**STATED PROBLEM A**
Decide whether each statement agrees with the page on Discord rate limiting: (i) the global rate limit is 50 requests per second for all bots; (ii) exceeding the limit on /channels/123/messages also affects /channels/456/messages; (iii) Serenity's HTTP client needs rate limiting turned on manually. For each, answer yes or no and quote the deciding words of the text.

**DOCUMENT SECTION**
-----
Skip to main content

Rate Limiting

The Discord bot must respect Discord's rate limits to avoid being temporarily banned or throttled.

Discord Rate Limits

Global Rate Limit

  • 50 requests per second for all bots
  • Applies to the entire bot, not per-endpoint
  • If no authorization header is provided, applies to IP address

Per-Route Rate Limits

Routes have individual limits tracked by buckets. The bucket is identified by:

  • Route path
  • Major parameters: channel_id, guild_id, webhook_id

For example:

  • /channels/123/messages and /channels/456/messages are different buckets
  • Exceeding the limit on one doesn't affect the other

Invalid Request Limit

  • 10,000 invalid requests per 10 minutes before Cloudflare ban
  • Invalid requests: 401, 403, 429 status codes
  • Exception: 429 responses with X-RateLimit-Scope: shared don't count

Rate Limit Headers

Discord returns these headers on API responses:

HeaderDescription
X-RateLimit-LimitNumber of requests that can be made
X-RateLimit-RemainingRemaining requests in current window
X-RateLimit-ResetUnix timestamp when limit resets
X-RateLimit-Reset-AfterSeconds until reset (includes decimals)
X-RateLimit-BucketUnique bucket identifier
X-RateLimit-ScopeScope: user, global, or shared

429 Response

When rate limited, Discord returns HTTP 429 with:

{
"message": "You are being rate limited.",
"retry_after": 6.457,
"global": false
}

Serenity's Built-in Rate Limiting

Serenity has built-in rate limit handling that:

  • Implements "pre-emptive ratelimiting"
  • Sleeps when no requests available until reset
  • Parses rate limit headers automatically
  • Tracks buckets per route + major parameters

Default Behavior

By default, Serenity's HTTP client handles rate limits. You don't need to do anything special:

use serenity::http::HttpBuilder;

// Rate limiting enabled by default
let http = HttpBuilder::new(&token).build();

Only disable if using a rate limit proxy like twilight-http-proxy:

// ONLY for proxy setups
let http = HttpBuilder::new(&token)
.ratelimiter_disabled(true)
.build();

Command Cooldowns with Poise

Poise provides built-in cooldown support with the cooldown attribute:

Basic Cooldowns

use crate::bot::data::{Context, Error};
use std::time::Duration;

/// Command with a 5 second cooldown per user
#[poise::command(
slash_command,
prefix_command,
cooldown_config = "CooldownConfig { user: Some(Duration::from_secs(5)), ..Default::default() }"
-----
**RECORDS FOR THE TASK**

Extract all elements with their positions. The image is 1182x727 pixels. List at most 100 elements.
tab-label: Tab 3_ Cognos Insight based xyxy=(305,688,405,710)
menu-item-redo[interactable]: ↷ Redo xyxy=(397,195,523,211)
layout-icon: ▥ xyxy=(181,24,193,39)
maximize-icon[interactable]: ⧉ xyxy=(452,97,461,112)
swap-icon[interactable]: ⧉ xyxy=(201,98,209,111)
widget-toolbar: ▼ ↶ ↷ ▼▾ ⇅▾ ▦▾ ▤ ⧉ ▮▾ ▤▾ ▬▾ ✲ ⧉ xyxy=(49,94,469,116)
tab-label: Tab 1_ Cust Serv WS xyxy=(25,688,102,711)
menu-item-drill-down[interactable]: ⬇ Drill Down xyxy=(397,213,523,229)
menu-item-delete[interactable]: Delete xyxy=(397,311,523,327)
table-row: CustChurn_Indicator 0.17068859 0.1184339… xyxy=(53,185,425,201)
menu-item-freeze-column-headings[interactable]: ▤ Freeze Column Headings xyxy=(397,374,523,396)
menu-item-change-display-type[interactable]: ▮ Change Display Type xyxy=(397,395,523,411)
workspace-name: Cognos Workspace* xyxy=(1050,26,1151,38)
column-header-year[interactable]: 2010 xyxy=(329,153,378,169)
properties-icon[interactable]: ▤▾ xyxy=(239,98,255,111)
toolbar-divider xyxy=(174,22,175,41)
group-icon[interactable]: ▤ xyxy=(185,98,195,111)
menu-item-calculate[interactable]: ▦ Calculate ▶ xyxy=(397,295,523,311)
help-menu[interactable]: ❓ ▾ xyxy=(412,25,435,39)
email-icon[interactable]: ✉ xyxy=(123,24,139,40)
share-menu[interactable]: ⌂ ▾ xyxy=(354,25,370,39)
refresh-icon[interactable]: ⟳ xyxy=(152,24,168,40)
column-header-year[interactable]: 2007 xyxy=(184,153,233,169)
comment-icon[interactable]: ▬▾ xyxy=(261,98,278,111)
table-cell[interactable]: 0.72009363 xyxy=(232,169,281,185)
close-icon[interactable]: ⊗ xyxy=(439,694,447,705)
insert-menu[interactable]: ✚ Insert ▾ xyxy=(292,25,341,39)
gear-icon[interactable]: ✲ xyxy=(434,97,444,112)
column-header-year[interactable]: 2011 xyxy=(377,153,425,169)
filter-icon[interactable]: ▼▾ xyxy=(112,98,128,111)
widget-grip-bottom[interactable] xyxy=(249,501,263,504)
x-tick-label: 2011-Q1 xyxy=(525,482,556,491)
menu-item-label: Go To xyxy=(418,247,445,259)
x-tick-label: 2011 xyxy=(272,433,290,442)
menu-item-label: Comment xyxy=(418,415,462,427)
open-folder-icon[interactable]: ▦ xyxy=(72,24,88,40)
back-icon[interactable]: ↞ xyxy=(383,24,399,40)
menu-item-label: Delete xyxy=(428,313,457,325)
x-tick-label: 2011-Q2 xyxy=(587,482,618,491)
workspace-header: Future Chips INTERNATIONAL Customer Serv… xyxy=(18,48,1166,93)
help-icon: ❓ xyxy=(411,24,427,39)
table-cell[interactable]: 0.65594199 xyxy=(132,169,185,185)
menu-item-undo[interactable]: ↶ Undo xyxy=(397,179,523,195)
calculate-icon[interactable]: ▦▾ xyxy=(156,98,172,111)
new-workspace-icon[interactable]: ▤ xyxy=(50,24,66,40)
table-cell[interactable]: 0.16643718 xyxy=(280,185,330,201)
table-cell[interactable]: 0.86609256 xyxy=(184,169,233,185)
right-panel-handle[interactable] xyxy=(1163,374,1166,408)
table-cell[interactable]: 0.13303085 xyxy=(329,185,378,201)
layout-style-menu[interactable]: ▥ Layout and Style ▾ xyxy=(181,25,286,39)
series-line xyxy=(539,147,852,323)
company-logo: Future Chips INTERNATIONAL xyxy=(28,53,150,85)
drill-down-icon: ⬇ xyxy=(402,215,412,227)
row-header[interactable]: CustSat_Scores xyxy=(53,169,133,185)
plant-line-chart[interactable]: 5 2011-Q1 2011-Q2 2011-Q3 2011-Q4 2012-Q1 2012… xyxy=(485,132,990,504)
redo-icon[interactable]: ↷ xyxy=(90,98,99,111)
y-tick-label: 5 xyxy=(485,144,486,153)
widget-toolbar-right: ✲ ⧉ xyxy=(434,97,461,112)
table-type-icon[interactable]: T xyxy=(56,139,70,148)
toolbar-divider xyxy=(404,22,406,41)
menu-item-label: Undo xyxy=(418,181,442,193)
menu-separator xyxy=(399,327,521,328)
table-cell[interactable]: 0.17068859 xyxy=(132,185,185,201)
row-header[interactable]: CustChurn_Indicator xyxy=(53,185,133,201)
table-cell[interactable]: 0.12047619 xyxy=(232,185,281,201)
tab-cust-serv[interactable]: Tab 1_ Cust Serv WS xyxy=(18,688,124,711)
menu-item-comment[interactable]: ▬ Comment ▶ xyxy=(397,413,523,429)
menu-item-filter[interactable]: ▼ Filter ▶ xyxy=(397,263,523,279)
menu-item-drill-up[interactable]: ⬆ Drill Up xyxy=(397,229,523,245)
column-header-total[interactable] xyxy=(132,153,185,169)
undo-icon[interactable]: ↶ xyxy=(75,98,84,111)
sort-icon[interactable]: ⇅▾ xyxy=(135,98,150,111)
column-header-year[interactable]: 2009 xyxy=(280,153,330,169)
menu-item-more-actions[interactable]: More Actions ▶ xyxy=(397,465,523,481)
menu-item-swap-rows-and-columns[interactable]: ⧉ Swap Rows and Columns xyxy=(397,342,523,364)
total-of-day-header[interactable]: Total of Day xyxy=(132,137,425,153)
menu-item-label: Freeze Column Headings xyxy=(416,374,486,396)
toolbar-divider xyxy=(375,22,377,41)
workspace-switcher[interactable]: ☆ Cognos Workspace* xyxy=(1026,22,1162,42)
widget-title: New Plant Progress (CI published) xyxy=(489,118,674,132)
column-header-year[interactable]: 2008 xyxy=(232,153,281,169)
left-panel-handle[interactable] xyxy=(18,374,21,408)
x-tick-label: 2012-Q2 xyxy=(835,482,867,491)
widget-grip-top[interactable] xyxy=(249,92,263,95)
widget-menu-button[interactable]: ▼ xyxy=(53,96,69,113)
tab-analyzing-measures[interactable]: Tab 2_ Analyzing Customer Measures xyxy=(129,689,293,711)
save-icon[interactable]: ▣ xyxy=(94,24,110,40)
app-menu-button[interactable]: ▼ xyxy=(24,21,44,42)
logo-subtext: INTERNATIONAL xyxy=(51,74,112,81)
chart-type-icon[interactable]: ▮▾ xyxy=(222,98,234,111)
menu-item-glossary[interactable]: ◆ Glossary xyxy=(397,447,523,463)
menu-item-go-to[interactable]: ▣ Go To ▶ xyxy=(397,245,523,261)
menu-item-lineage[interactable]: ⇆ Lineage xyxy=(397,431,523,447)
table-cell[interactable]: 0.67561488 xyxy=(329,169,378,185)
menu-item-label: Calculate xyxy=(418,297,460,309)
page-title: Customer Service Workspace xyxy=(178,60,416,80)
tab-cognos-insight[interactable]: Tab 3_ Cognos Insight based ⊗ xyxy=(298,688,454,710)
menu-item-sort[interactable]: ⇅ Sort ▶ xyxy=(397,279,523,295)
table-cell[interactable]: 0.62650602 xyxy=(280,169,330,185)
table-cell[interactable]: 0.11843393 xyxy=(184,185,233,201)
-----
**STATED PROBLEM B**
Please echo the lines of the listing from its first line through the line that holds "filter-icon[interactable]: ▼▾ xyxy=(112,98,128,111)", inclusive.

**TASK RESPONSE A**
(i) Yes: "50 requests per second for all bots"
(ii) No: "Exceeding the limit on one doesn't affect the other"
(iii) No: "Rate limiting enabled by default"

**TASK RESPONSE B**
Extract all elements with their positions. The image is 1182x727 pixels. List at most 100 elements.
tab-label: Tab 3_ Cognos Insight based xyxy=(305,688,405,710)
menu-item-redo[interactable]: ↷ Redo xyxy=(397,195,523,211)
layout-icon: ▥ xyxy=(181,24,193,39)
maximize-icon[interactable]: ⧉ xyxy=(452,97,461,112)
swap-icon[interactable]: ⧉ xyxy=(201,98,209,111)
widget-toolbar: ▼ ↶ ↷ ▼▾ ⇅▾ ▦▾ ▤ ⧉ ▮▾ ▤▾ ▬▾ ✲ ⧉ xyxy=(49,94,469,116)
tab-label: Tab 1_ Cust Serv WS xyxy=(25,688,102,711)
menu-item-drill-down[interactable]: ⬇ Drill Down xyxy=(397,213,523,229)
menu-item-delete[interactable]: Delete xyxy=(397,311,523,327)
table-row: CustChurn_Indicator 0.17068859 0.1184339… xyxy=(53,185,425,201)
menu-item-freeze-column-headings[interactable]: ▤ Freeze Column Headings xyxy=(397,374,523,396)
menu-item-change-display-type[interactable]: ▮ Change Display Type xyxy=(397,395,523,411)
workspace-name: Cognos Workspace* xyxy=(1050,26,1151,38)
column-header-year[interactable]: 2010 xyxy=(329,153,378,169)
properties-icon[interactable]: ▤▾ xyxy=(239,98,255,111)
toolbar-divider xyxy=(174,22,175,41)
group-icon[interactable]: ▤ xyxy=(185,98,195,111)
menu-item-calculate[interactable]: ▦ Calculate ▶ xyxy=(397,295,523,311)
help-menu[interactable]: ❓ ▾ xyxy=(412,25,435,39)
email-icon[interactable]: ✉ xyxy=(123,24,139,40)
share-menu[interactable]: ⌂ ▾ xyxy=(354,25,370,39)
refresh-icon[interactable]: ⟳ xyxy=(152,24,168,40)
column-header-year[interactable]: 2007 xyxy=(184,153,233,169)
comment-icon[interactable]: ▬▾ xyxy=(261,98,278,111)
table-cell[interactable]: 0.72009363 xyxy=(232,169,281,185)
close-icon[interactable]: ⊗ xyxy=(439,694,447,705)
insert-menu[interactable]: ✚ Insert ▾ xyxy=(292,25,341,39)
gear-icon[interactable]: ✲ xyxy=(434,97,444,112)
column-header-year[interactable]: 2011 xyxy=(377,153,425,169)
filter-icon[interactable]: ▼▾ xyxy=(112,98,128,111)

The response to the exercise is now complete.